A família e o trato com a viuvez

A família e o trato com a viuvez


Refletir sobre a morte nos faz enxergar a ideia da finitude humana, nos levando a encarar a nossa própria finitude, a certeza de que um dia a vida chegará ao fim (Salmos 103.15, 16). A morte é uma realidade inevitável, vista por alguns como um mistério incompreensível e por outros como algo inaceitável. Todavia, para o cristão, a morte é a passagem ou a transposição de existência humana, temporal e efêmera, para uma vida espiritual eterna com Cristo. Para quem não se preparou, ela se mostra pavorosa e amedrontadora. A Bíblia nos mostra que felizes são os que morrem servindo o Senhor (Apocalipse 14.13). Por mais que tenhamos consciência disso, a morte de um ente querido, mesmo que seja cristão, nos causa muita dor e sofrimento.

A perda do cônjuge

Perder um ente querido é uma experiência dolorosa e devastadora. A notícia é sempre recebida com tristeza e desespero, seguida de medo em relação ao futuro sem a presença da pessoa amada. A situação se torna mais complexa quando se trata da perda do cônjuge, principalmente quando ocorre na velhice. Conviver com a ausência da pessoa escolhida para passar o resto da vida não é algo tão fácil. A solidão advinda com a separação torna-se algo assustador: a pessoa amada com quem se viveu ao lado anos da vida, dividindo experiências, emoções, não está mais ao lado.

Pesquisas apontam que um dos medos que mais atormenta a maioria das pessoas é o medo de “ficar sozinho”. O ser humano não foi feito para viver só. Deus falou: “Não é bom que o homem esteja só” (Gênesis 2.18). Logo, perder o cônjuge faz a pessoa experimentar radicalmente as dimensões psicológicas da dor, fragilidade, sofrimento e perda.

A viuvez

A viuvez é um processo que, apesar de natural e esperado, é algo devastador. Seus efeitos variam de pessoa a pessoa. Após a perda do cônjuge, a pessoa entra na fase do luto. A pessoa enlutada vive um estado de recolhimento, seguida muitas vezes de uma depressão profunda. Geralmente, nessa fase, a pessoa permanece constantemente triste, tem crises de choro, se recusa a sair de casa e perde o interesse por atividades que antes amava.

A viuvez pode acontecer precocemente e tardiamente. Quando esta acontece precocemente, a pessoa terá de conviver não só com a sua dor, mas terá que se preocupar com situações como a criação dos filhos, o sustento, a organização da vida e assim sucessivamente. Estar nesta circunstância ainda na juventude ou idade adulta leva muitas vezes a pessoa a contrair novo matrimônio, que acarreta muitas vezes em sérios problemas de relacionamento entre filhos e padrasto ou madrasta, gerando desgastes na nova relação.

## DADOS DISPONÍVEIS
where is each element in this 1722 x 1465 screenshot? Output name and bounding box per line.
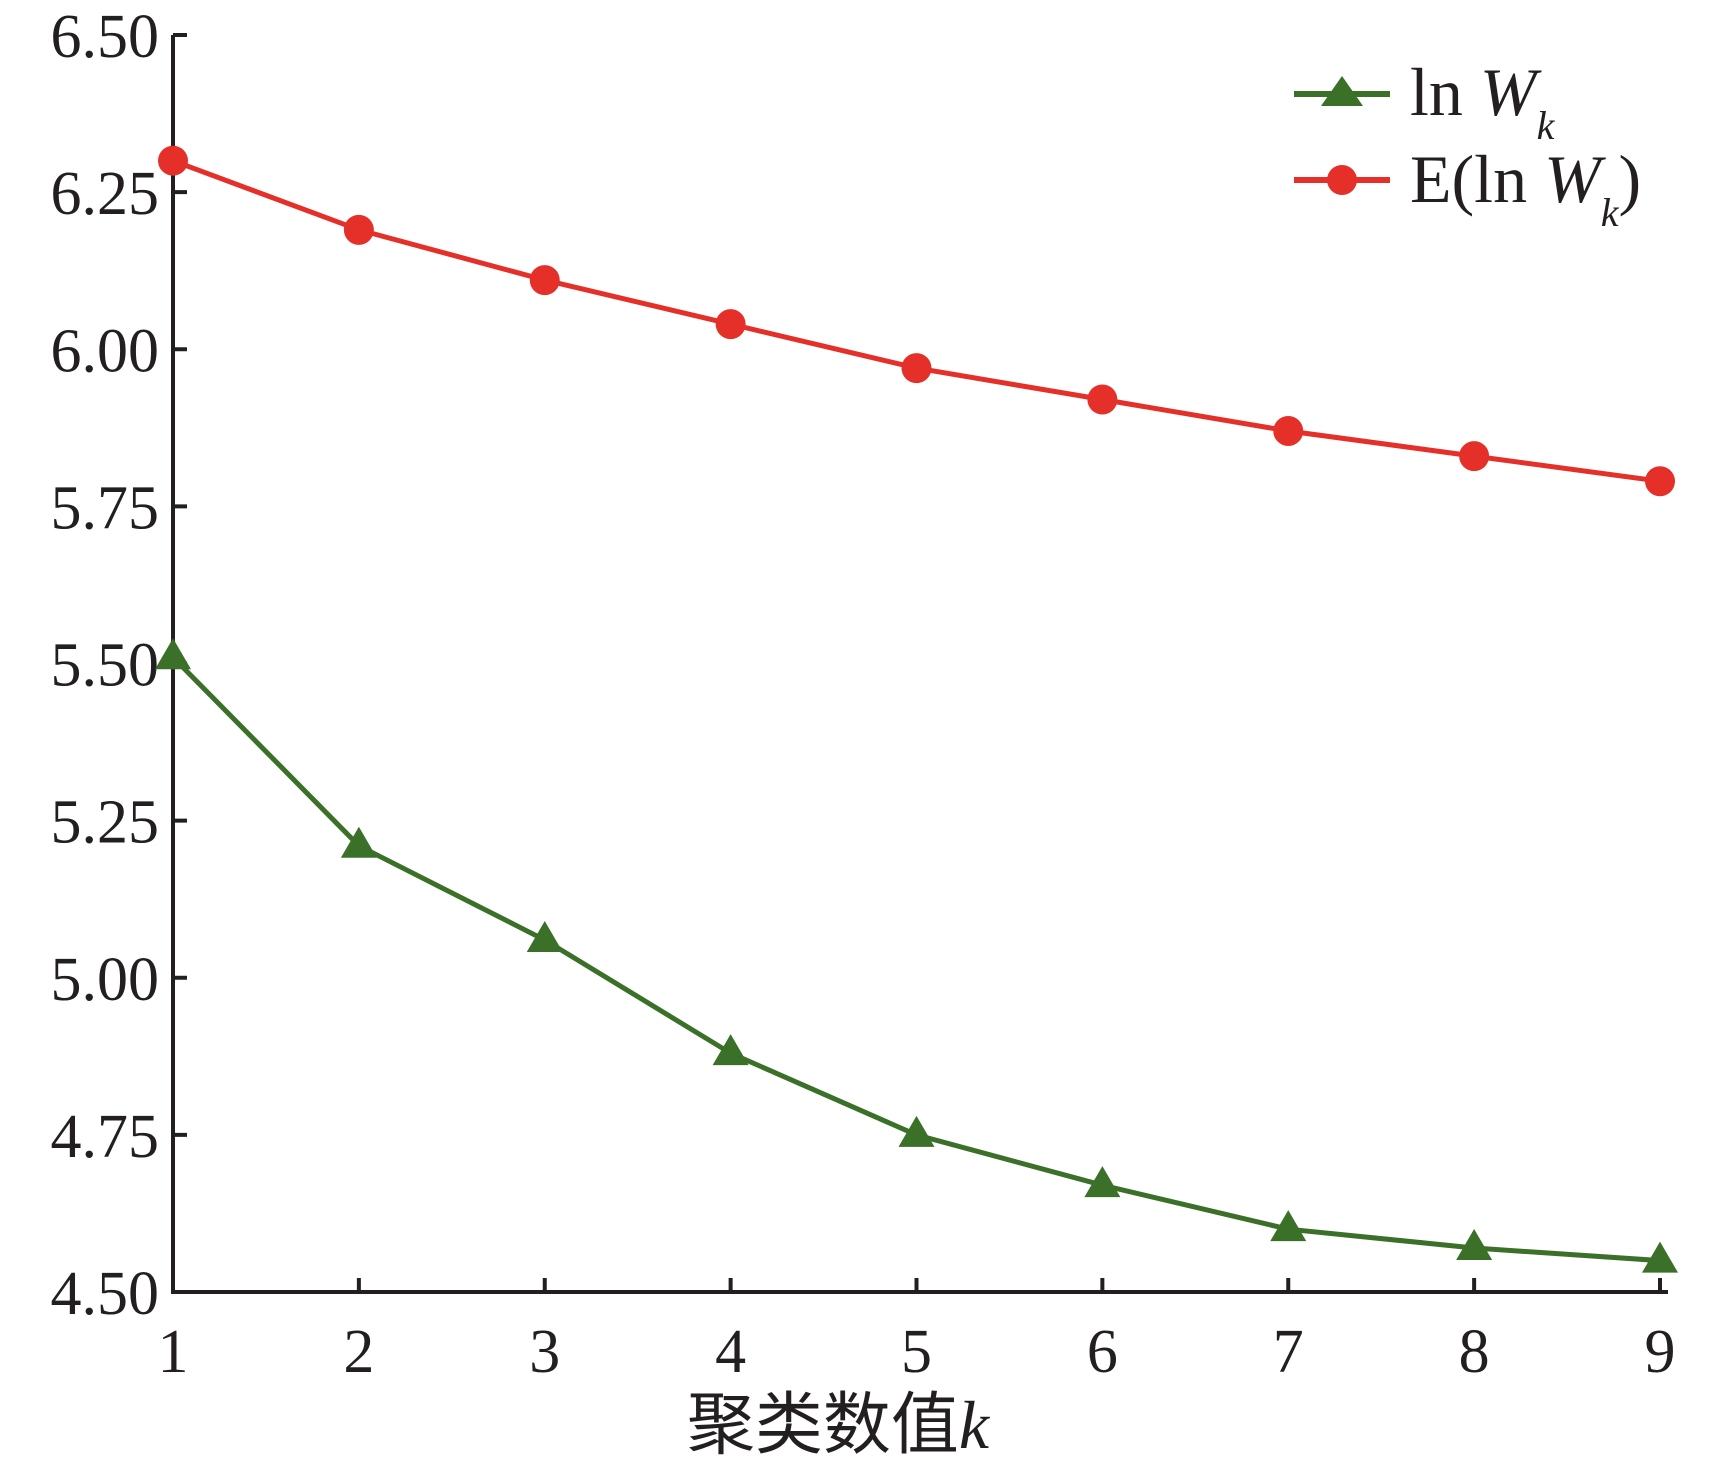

## LISTA DE EXERCÍCIOS
[1] De acordo com as pesquisas citadas no texto sobre a viuvez, qual é um dos medos que mais atormentam a maioria das pessoas?
[2] Copie do texto sobre a viuvez o trecho entre “A viuvez é um” e “que antes amava.”, inclusive.

## GABARITO
[1] O medo de “ficar sozinho”.

[2]
A viuvez é um processo que, apesar de natural e esperado, é algo devastador. Seus efeitos variam de pessoa a pessoa. Após a perda do cônjuge, a pessoa entra na fase do luto. A pessoa enlutada vive um estado de recolhimento, seguida muitas vezes de uma depressão profunda. Geralmente, nessa fase, a pessoa permanece constantemente triste, tem crises de choro, se recusa a sair de casa e perde o interesse por atividades que antes amava.